### Exercise description
Show all lines that include the string "keyword"; copy each one.

### Dataset entries
·····
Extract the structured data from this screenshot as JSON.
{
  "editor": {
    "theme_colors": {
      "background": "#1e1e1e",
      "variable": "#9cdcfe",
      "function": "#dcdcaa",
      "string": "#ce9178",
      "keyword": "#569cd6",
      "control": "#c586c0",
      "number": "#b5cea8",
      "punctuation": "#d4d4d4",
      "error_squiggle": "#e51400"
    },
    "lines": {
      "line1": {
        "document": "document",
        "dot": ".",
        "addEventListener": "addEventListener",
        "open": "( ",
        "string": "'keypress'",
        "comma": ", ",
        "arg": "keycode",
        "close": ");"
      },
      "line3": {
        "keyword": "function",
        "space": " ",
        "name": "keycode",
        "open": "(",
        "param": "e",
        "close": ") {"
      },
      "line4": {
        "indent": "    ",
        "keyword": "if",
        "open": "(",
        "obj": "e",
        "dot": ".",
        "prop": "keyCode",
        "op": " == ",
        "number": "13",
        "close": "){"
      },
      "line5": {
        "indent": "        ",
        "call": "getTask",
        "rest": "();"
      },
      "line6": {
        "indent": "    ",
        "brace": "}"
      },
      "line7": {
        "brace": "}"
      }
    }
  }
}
·····
### The response
      "keyword": "#569cd6",
        "keyword": "function",
        "keyword": "if",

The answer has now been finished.